> **TASK TO CARRY OUT**
From the entries below, copy every line where the string "title" appears.
-- GIVEN DATA start --
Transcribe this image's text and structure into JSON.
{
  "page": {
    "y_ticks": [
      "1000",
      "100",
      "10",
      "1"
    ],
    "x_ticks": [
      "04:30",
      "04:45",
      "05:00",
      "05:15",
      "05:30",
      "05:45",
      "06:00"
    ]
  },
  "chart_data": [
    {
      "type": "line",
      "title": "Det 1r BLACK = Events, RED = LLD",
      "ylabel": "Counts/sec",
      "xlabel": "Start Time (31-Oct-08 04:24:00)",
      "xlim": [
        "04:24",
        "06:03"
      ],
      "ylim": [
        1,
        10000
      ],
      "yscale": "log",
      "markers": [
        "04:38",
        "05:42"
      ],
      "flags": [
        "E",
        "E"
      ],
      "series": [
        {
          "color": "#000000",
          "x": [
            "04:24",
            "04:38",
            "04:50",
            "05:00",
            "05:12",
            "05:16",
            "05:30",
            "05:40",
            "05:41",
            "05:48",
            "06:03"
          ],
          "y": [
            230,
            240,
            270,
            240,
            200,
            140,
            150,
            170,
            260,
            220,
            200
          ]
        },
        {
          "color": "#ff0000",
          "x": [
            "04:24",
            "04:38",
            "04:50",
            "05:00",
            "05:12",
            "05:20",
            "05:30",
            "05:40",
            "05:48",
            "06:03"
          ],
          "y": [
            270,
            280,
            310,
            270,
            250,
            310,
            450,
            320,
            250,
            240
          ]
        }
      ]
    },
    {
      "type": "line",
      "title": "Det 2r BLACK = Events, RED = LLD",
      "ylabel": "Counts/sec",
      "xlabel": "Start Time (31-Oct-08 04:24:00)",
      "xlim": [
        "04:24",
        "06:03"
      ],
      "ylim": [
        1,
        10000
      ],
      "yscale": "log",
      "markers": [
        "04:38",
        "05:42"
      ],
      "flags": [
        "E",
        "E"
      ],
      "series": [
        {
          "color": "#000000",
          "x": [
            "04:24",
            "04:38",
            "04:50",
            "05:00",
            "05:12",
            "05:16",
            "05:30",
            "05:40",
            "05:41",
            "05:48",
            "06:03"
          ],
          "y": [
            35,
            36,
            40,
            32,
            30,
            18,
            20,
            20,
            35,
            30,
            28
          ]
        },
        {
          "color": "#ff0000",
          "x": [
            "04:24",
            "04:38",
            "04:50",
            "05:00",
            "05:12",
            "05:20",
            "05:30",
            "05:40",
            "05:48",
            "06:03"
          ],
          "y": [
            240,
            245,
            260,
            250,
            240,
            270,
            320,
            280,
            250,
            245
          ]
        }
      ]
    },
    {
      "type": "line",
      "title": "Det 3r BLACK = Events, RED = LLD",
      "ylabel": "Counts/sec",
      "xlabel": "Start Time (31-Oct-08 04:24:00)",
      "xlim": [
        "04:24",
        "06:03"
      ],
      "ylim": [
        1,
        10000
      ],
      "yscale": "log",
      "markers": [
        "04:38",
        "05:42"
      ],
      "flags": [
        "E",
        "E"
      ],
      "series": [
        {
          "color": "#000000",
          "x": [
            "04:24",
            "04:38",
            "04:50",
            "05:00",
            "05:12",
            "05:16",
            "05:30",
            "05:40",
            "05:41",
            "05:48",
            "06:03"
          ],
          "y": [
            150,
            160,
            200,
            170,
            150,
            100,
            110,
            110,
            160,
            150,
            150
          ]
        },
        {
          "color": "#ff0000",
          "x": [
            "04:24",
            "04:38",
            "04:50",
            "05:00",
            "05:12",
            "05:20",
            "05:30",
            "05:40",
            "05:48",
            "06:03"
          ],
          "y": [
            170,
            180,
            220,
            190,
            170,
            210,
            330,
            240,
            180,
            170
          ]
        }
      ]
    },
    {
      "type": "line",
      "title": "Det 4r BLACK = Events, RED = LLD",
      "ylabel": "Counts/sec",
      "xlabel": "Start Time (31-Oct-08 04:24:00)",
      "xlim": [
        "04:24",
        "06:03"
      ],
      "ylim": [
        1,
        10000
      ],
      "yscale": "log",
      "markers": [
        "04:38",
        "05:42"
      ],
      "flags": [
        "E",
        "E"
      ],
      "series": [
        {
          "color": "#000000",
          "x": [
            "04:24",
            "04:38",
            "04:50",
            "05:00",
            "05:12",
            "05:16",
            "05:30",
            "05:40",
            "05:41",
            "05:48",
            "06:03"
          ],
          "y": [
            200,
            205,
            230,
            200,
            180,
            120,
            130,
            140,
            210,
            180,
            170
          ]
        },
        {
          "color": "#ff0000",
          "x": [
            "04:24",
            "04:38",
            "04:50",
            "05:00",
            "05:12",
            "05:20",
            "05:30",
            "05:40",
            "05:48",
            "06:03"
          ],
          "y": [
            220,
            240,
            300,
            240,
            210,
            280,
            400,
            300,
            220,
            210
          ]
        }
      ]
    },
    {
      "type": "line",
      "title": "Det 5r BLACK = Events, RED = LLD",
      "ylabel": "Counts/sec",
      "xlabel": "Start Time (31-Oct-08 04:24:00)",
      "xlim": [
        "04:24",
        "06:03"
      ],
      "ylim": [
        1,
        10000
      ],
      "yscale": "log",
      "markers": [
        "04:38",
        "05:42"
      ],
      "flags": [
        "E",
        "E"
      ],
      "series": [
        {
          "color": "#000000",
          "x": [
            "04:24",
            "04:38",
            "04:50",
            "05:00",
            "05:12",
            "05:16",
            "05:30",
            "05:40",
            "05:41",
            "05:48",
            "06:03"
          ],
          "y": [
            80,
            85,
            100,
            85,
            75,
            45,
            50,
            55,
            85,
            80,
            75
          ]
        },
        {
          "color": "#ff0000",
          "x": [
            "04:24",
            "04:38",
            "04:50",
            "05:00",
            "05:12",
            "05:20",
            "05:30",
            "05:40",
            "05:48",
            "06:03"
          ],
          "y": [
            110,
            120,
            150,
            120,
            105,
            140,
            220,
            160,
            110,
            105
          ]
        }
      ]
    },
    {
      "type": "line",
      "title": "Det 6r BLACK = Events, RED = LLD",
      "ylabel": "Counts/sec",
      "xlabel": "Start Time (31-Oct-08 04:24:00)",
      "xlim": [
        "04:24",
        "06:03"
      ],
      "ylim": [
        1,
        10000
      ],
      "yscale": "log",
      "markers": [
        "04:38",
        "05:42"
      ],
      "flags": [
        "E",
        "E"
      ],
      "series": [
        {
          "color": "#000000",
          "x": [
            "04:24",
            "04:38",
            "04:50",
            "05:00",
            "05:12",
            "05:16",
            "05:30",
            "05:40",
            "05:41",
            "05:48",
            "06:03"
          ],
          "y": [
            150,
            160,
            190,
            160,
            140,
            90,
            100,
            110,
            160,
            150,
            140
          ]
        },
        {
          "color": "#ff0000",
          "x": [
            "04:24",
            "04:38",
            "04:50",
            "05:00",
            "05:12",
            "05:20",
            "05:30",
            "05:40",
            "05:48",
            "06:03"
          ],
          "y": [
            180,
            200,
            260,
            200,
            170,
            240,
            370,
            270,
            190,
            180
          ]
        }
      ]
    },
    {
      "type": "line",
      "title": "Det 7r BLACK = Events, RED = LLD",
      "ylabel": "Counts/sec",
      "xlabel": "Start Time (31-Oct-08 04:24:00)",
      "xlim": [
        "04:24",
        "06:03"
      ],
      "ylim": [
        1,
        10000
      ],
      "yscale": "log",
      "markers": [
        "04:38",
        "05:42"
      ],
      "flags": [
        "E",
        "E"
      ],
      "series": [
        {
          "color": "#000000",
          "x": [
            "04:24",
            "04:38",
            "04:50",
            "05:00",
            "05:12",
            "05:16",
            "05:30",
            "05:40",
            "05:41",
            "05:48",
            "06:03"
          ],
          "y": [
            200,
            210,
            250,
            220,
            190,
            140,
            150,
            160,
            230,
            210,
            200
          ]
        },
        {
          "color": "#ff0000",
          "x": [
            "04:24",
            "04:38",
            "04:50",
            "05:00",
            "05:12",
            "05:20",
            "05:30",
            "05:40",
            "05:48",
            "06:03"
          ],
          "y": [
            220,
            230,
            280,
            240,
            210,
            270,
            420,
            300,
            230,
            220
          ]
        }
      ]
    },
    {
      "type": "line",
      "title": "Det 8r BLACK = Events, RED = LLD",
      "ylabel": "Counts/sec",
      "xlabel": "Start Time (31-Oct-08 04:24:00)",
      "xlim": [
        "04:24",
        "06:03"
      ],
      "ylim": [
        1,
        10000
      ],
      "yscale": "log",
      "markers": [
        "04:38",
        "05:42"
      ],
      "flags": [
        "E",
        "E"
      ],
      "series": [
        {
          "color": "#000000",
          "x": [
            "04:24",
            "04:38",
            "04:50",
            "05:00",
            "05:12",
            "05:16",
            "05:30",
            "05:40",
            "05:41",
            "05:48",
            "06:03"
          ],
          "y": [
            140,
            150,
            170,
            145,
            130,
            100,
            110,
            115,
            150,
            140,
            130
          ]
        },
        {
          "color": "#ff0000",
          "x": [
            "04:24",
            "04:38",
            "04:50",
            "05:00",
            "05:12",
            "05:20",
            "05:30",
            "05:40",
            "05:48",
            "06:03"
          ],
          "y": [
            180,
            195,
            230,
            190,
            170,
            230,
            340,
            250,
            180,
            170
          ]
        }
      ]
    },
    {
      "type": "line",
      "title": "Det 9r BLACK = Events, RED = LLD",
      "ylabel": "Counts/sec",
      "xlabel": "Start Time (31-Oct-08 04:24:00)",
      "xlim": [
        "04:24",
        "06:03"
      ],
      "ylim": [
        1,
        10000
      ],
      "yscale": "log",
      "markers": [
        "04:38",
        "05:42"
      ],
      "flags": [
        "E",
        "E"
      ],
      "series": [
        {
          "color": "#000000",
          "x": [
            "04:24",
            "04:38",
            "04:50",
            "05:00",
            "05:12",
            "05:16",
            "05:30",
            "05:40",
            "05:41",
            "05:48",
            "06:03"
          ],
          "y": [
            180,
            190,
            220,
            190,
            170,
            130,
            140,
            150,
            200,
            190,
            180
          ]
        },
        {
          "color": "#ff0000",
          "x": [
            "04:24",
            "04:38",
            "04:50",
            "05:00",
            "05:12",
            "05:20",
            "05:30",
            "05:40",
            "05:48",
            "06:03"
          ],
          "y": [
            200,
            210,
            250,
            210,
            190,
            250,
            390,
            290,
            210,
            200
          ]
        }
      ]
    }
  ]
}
-- GIVEN DATA end --
> **OUTPUT FOR THIS TASK**
      "title": "Det 1r BLACK = Events, RED = LLD",
      "title": "Det 2r BLACK = Events, RED = LLD",
      "title": "Det 3r BLACK = Events, RED = LLD",
      "title": "Det 4r BLACK = Events, RED = LLD",
      "title": "Det 5r BLACK = Events, RED = LLD",
      "title": "Det 6r BLACK = Events, RED = LLD",
      "title": "Det 7r BLACK = Events, RED = LLD",
      "title": "Det 8r BLACK = Events, RED = LLD",
      "title": "Det 9r BLACK = Events, RED = LLD",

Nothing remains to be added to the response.